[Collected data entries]
»»

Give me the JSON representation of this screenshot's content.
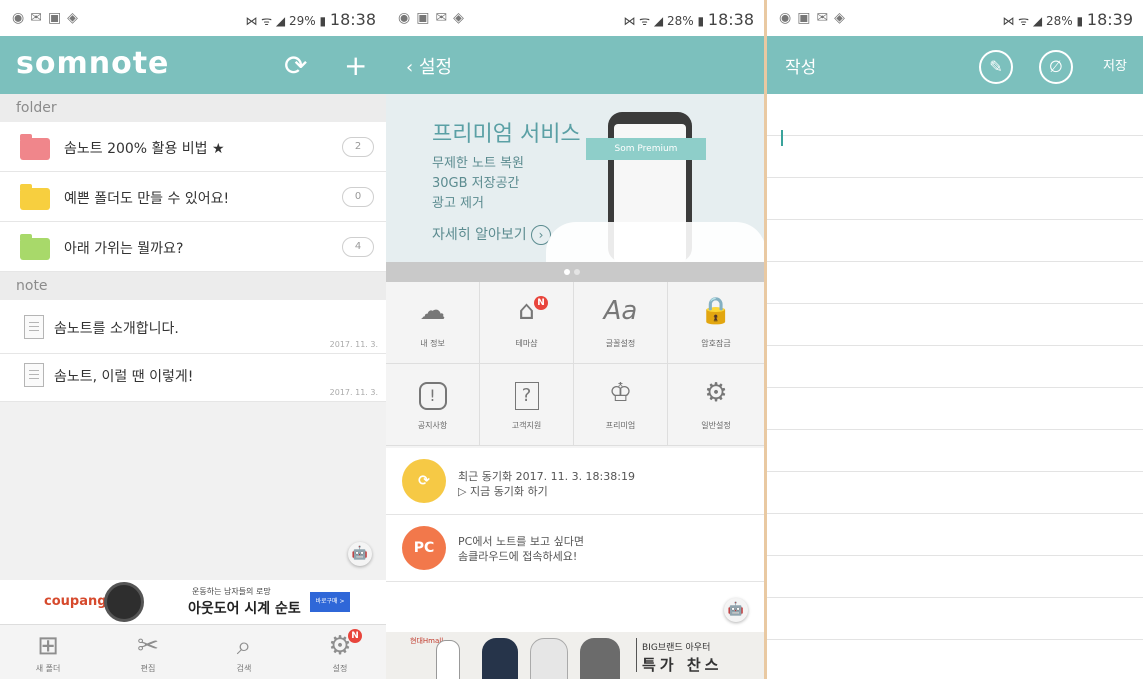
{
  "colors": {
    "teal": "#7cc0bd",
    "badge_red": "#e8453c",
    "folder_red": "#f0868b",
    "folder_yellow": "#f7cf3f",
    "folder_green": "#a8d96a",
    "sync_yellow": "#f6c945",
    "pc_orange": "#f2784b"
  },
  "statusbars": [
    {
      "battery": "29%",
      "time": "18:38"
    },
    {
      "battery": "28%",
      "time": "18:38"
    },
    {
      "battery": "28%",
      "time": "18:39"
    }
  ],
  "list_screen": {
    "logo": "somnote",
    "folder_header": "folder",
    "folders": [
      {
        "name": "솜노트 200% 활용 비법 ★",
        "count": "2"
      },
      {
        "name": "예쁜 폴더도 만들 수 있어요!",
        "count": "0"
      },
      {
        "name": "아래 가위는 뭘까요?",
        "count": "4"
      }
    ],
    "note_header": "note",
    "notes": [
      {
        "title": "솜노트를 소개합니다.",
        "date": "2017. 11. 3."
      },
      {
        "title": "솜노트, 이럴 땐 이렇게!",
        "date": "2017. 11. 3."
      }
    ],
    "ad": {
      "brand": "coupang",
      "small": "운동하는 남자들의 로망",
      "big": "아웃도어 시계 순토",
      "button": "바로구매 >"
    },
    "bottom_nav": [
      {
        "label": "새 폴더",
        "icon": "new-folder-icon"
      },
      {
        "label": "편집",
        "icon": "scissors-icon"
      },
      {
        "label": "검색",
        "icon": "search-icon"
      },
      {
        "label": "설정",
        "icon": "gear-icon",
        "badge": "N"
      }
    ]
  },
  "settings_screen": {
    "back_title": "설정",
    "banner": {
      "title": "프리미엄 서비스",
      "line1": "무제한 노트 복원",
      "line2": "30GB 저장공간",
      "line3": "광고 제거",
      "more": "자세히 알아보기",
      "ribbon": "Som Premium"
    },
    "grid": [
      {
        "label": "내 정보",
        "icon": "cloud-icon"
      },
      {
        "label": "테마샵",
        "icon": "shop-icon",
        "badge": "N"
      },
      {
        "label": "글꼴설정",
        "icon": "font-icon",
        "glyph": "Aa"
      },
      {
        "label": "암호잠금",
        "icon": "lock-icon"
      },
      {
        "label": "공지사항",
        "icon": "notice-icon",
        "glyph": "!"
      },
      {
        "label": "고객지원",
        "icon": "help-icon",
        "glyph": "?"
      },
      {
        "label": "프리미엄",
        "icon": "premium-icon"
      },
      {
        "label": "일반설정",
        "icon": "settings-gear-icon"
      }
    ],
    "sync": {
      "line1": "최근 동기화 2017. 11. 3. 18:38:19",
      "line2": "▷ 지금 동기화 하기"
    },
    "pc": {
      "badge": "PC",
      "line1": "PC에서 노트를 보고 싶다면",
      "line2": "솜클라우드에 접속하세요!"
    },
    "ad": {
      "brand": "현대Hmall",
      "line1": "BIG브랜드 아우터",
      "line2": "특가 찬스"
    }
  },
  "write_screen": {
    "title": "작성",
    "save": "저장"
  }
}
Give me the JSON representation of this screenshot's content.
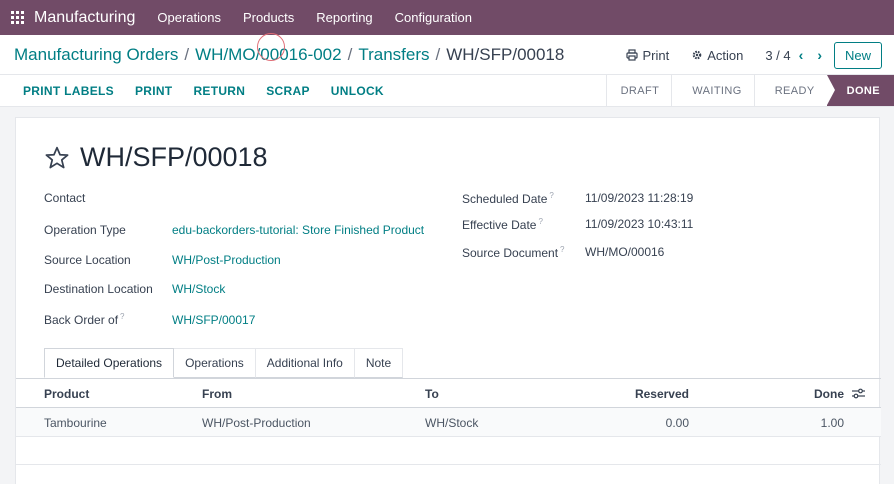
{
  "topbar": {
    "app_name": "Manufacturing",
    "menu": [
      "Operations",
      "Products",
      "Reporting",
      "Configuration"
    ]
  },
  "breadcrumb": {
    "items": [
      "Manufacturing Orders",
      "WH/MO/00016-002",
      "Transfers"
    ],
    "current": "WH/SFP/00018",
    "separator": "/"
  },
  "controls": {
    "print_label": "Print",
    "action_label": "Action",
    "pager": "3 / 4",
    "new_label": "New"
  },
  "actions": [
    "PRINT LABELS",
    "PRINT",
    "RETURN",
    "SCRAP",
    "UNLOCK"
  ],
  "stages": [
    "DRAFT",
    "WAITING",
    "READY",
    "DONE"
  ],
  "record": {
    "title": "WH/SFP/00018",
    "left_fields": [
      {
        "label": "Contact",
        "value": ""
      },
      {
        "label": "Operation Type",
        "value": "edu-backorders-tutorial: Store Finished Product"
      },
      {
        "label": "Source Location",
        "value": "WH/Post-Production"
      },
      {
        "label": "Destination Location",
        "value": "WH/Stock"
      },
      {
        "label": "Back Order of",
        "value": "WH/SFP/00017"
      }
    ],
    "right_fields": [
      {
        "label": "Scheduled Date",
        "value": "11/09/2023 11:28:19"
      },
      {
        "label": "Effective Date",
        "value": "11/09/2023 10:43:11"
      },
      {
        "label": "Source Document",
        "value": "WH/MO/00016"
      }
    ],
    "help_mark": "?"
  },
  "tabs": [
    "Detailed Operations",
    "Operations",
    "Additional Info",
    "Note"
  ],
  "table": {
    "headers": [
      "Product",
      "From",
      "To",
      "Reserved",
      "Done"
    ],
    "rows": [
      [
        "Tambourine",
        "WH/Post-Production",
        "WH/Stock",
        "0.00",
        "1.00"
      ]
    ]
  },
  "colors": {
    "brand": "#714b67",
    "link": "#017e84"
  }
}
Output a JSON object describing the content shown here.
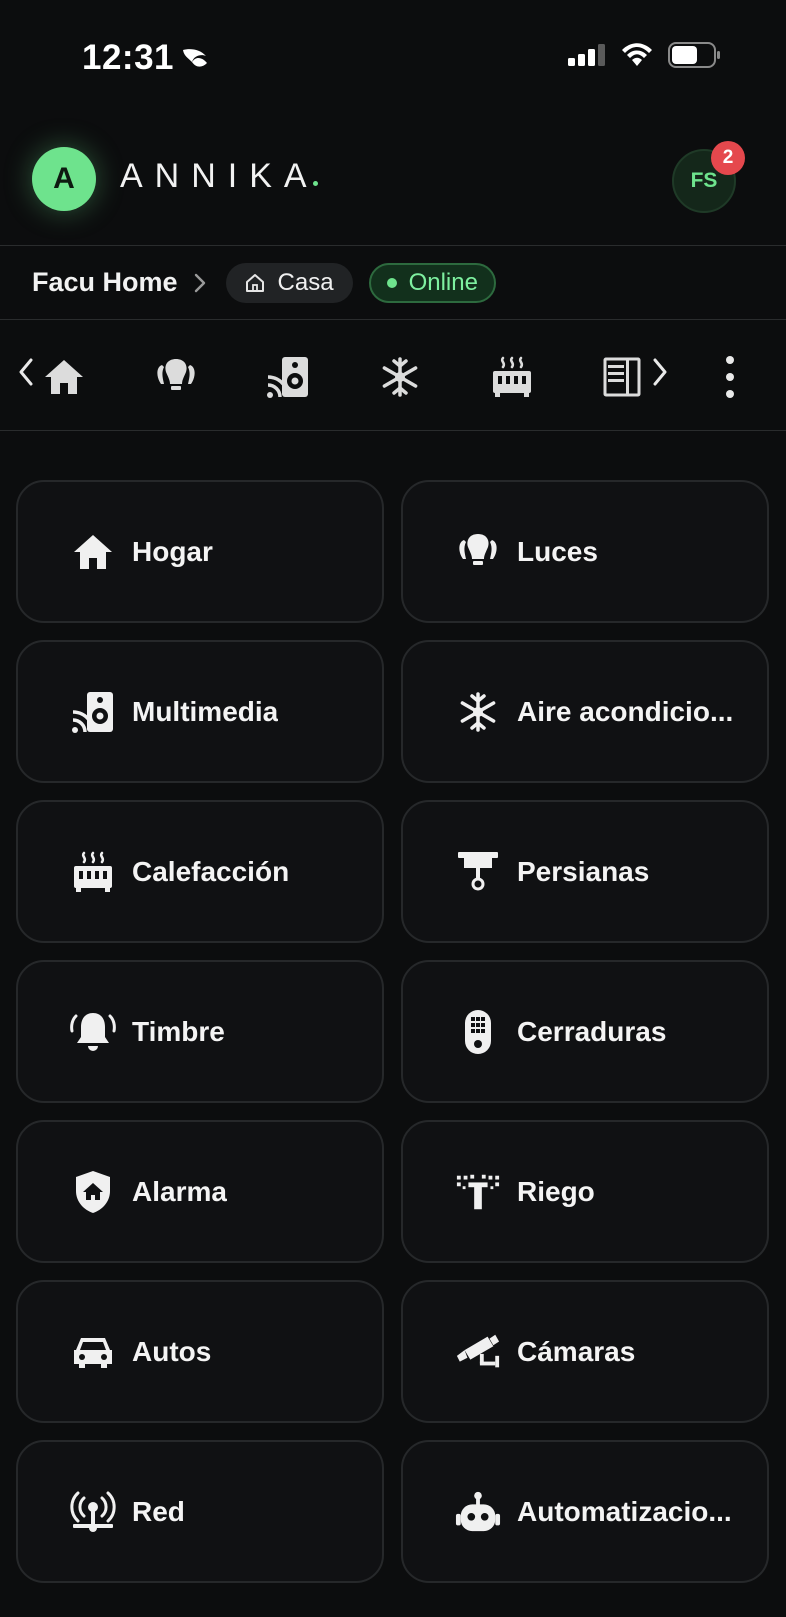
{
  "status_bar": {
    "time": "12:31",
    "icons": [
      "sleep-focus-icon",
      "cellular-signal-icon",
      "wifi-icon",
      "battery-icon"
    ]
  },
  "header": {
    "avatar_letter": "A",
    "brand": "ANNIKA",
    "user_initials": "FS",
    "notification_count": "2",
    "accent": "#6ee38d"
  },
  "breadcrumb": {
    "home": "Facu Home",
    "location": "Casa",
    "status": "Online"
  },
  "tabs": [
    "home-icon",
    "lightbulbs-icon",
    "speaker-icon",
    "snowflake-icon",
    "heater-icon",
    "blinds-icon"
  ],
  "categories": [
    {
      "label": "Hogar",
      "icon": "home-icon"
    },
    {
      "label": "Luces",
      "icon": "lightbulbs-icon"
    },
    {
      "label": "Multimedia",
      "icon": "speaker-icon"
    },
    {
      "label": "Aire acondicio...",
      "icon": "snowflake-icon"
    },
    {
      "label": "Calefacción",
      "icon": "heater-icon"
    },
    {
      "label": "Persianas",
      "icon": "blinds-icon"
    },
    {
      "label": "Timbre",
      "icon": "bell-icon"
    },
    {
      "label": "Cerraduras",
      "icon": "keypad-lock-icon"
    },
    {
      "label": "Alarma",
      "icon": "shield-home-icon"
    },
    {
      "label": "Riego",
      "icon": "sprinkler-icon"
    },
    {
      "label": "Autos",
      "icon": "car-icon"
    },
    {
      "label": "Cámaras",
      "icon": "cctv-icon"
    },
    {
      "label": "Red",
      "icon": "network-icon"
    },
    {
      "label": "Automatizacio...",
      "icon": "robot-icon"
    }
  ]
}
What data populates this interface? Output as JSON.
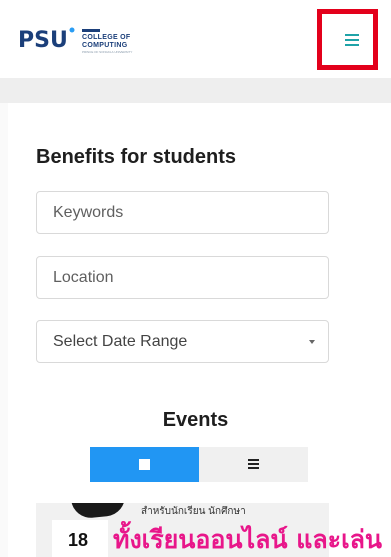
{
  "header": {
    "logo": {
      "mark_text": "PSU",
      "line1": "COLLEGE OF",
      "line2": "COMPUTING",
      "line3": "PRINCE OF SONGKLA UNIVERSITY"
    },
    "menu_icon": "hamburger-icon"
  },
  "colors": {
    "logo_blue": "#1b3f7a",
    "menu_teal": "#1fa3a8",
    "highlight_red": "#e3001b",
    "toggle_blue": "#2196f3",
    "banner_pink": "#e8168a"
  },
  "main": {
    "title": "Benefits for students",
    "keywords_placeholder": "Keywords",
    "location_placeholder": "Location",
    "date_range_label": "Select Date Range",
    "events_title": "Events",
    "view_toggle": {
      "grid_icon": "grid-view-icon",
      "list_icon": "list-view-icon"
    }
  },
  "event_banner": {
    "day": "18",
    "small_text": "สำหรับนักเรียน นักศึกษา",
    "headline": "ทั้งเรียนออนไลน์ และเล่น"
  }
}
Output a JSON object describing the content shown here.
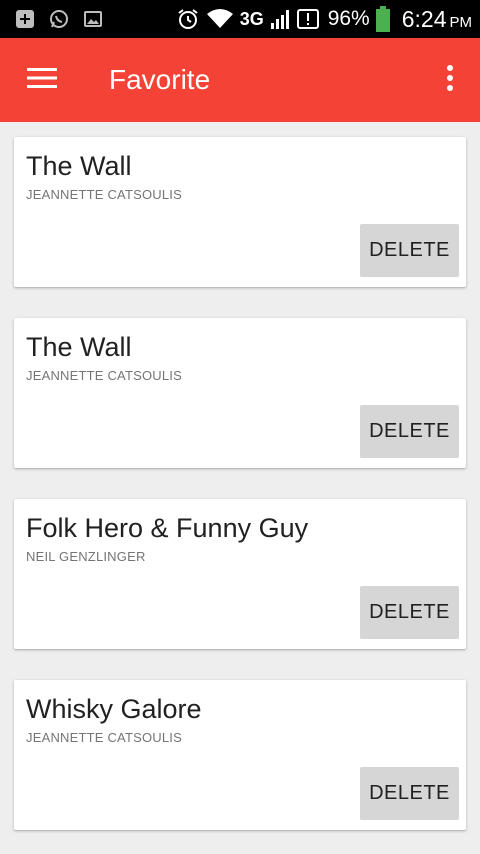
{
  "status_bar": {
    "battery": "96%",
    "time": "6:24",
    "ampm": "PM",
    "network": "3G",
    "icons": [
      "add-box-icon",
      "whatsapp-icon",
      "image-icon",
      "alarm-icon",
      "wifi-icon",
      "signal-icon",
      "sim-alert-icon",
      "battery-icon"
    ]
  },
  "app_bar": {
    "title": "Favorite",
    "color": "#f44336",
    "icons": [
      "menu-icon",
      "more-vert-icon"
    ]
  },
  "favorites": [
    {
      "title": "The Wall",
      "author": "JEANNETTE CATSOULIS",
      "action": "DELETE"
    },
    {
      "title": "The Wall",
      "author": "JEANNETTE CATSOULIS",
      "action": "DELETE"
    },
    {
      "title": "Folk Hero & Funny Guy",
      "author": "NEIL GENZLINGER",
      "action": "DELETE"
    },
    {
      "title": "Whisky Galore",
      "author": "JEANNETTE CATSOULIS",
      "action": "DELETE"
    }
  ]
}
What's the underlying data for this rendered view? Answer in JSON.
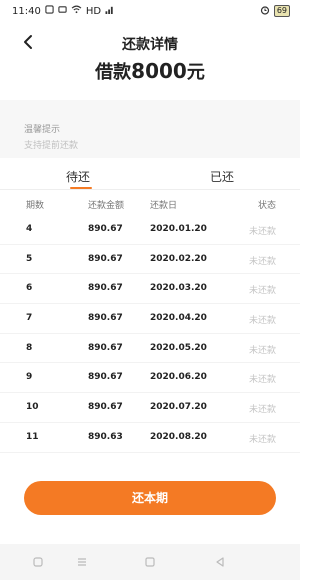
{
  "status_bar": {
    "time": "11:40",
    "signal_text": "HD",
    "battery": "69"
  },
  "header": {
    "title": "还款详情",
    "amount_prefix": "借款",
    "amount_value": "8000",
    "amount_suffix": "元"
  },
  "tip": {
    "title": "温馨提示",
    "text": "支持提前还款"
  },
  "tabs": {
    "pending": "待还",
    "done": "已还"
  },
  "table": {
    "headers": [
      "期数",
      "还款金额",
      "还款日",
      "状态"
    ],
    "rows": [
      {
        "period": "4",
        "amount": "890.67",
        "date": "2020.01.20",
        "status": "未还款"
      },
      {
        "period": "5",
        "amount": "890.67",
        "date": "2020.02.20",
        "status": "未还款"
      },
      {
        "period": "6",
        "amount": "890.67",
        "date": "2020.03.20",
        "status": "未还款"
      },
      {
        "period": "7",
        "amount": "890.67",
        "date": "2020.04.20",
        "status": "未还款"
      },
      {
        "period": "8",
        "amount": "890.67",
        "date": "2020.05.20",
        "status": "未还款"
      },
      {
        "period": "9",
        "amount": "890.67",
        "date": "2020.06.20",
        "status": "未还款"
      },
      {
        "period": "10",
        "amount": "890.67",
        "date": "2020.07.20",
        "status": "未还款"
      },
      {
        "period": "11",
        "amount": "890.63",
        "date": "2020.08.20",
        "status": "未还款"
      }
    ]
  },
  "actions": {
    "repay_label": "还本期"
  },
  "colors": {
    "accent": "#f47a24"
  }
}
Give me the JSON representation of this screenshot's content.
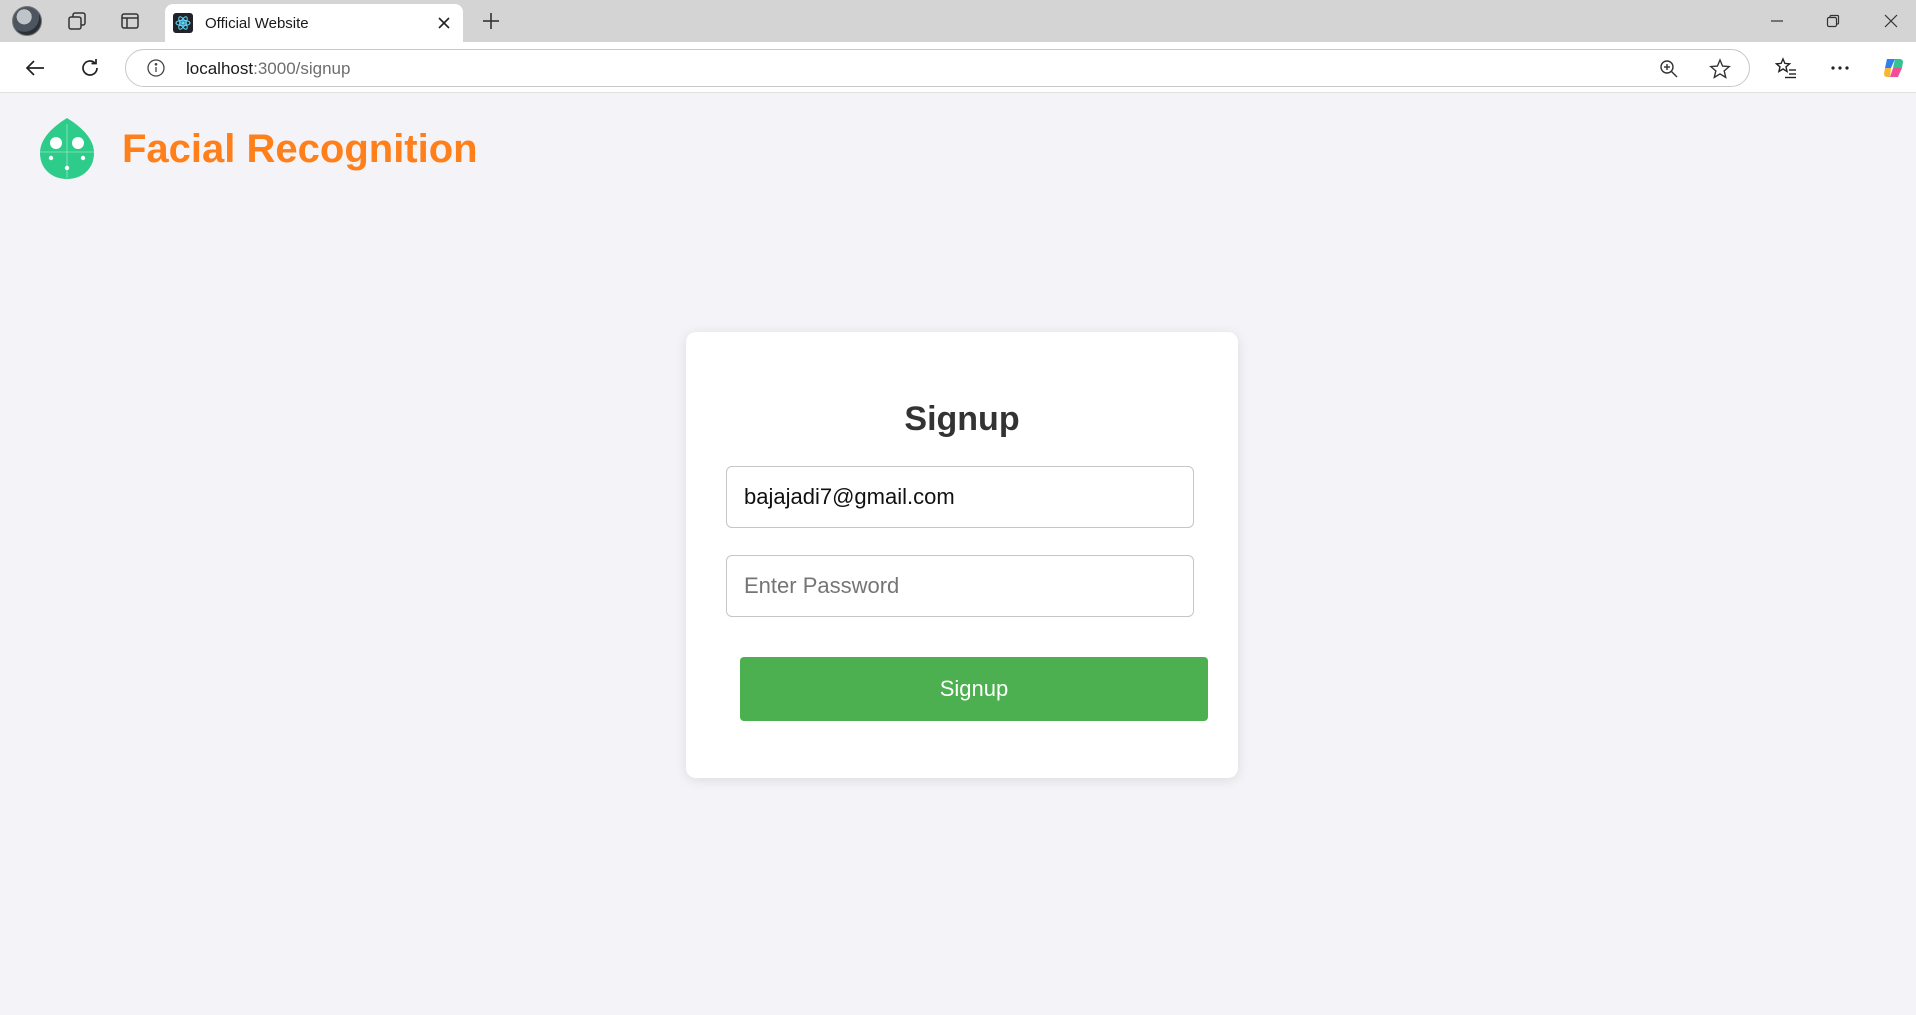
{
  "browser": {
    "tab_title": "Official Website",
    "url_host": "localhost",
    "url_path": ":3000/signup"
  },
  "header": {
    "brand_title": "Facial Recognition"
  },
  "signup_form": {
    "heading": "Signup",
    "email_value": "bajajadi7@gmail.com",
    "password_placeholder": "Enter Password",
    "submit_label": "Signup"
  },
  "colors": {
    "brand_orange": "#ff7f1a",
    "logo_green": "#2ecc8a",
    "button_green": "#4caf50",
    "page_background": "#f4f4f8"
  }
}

««

● **What to do**
Where a line above contains the word "lightbulbs", copy that line.

● **Task result**
    "lightbulbs-icon",
      "icon": "lightbulbs-icon"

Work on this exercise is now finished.